> **EXERCISE DIRECTIONS**: Search the records below for the word "Port". Pull out each line that has it.

-- Begin --

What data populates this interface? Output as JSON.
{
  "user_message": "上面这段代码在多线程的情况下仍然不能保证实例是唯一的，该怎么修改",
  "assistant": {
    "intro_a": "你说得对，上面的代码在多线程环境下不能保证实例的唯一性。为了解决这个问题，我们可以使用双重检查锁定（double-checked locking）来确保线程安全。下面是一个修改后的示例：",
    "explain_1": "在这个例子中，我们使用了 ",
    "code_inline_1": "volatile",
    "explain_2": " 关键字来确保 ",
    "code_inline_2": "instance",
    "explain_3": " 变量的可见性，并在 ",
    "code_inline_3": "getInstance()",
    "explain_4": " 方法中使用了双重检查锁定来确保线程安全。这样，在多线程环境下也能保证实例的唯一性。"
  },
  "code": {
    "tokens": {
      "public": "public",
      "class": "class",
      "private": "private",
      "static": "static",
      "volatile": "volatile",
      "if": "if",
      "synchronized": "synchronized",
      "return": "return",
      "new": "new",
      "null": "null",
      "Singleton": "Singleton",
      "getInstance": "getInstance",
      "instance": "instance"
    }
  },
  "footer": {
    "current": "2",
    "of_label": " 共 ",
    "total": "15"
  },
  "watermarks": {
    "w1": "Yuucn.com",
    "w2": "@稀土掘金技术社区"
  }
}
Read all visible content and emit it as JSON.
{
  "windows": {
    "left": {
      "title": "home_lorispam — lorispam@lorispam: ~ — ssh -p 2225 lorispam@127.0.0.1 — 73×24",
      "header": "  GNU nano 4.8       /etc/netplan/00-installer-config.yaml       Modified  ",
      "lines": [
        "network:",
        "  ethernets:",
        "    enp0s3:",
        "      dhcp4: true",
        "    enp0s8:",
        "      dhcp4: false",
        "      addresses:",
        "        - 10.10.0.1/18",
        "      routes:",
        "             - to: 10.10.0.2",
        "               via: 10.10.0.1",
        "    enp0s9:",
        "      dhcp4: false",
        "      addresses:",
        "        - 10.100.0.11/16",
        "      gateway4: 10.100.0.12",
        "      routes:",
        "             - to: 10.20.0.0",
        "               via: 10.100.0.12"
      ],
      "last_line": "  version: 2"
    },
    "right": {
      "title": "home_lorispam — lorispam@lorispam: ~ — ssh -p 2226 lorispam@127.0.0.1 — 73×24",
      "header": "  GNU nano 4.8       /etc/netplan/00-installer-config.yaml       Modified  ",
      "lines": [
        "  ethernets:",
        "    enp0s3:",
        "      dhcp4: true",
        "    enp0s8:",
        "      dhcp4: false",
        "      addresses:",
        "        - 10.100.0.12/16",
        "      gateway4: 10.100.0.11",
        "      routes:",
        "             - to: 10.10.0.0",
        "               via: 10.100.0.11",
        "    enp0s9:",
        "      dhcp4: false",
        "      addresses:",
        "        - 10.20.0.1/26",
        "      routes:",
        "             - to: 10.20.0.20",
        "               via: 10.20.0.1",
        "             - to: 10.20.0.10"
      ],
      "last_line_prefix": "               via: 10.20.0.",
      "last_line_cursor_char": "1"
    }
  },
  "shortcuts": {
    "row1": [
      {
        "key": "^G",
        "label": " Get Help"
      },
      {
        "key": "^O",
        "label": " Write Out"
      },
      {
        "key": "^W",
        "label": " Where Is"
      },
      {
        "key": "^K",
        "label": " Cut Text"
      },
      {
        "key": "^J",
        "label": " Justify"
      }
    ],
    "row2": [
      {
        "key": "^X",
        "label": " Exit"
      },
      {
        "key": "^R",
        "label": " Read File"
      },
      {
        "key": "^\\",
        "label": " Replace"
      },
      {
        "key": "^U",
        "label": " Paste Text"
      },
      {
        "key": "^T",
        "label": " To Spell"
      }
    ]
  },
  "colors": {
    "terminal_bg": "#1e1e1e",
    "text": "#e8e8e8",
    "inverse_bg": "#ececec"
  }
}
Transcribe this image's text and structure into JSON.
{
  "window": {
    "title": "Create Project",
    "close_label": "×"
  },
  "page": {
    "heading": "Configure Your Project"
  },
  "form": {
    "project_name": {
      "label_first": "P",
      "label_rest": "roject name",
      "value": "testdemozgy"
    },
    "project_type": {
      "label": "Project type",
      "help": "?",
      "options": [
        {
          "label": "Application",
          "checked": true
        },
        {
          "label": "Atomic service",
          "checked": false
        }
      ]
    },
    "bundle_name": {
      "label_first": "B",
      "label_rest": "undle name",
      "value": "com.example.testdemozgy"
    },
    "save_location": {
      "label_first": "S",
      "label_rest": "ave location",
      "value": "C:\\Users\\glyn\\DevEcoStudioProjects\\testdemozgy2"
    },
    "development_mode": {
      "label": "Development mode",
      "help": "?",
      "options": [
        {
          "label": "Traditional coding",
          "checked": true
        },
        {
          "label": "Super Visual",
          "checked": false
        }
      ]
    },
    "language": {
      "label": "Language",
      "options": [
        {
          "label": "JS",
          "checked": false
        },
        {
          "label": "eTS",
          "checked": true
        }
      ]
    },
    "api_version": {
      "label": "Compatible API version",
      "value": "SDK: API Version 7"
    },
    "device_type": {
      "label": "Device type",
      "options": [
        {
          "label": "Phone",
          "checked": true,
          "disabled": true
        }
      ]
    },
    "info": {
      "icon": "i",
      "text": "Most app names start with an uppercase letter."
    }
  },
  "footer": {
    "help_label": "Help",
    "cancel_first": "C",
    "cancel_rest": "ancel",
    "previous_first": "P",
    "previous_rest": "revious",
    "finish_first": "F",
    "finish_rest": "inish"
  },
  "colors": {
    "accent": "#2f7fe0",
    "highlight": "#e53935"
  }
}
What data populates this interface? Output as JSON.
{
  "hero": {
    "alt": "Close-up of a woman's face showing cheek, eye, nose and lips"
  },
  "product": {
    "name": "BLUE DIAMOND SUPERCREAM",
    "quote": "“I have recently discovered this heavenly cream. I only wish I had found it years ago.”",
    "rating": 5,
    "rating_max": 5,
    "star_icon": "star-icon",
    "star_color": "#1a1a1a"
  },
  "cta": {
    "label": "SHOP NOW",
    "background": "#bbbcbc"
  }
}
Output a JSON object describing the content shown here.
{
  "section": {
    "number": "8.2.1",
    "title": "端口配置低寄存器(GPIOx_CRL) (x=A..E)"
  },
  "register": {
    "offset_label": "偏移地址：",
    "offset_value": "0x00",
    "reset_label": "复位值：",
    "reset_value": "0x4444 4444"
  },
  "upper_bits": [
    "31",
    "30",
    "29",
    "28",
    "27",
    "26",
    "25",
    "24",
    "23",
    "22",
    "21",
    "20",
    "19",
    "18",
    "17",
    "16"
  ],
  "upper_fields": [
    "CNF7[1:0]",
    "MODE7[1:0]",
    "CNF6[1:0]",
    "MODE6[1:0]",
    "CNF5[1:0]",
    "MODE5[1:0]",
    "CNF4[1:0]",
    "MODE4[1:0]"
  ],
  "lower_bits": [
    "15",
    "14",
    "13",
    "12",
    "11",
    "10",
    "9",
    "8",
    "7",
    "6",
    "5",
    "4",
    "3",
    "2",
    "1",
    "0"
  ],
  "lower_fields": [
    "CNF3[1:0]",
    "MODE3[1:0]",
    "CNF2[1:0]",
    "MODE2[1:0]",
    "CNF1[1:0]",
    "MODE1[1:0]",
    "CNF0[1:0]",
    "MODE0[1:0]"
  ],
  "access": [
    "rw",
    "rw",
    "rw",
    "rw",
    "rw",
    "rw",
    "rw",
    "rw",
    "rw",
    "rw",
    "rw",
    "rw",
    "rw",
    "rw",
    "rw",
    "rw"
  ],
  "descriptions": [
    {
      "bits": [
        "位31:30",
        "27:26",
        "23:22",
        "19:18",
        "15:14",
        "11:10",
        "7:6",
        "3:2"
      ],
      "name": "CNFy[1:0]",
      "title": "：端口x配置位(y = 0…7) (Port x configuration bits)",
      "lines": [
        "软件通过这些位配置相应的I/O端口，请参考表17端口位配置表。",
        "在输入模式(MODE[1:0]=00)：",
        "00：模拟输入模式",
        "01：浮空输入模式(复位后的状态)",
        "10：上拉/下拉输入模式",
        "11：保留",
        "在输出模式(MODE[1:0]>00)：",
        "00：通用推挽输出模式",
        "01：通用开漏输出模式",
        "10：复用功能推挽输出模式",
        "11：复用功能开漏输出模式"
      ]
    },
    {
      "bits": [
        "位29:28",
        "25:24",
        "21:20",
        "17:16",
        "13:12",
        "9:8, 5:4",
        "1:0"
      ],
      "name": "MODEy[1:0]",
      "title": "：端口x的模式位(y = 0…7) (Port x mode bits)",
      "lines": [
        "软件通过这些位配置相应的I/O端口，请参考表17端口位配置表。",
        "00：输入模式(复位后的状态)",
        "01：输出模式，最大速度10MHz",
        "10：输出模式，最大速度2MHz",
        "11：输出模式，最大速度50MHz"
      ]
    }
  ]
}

-- End --

> **FINAL ANSWER**:
      "title": "：端口x配置位(y = 0…7) (Port x configuration bits)",
      "title": "：端口x的模式位(y = 0…7) (Port x mode bits)",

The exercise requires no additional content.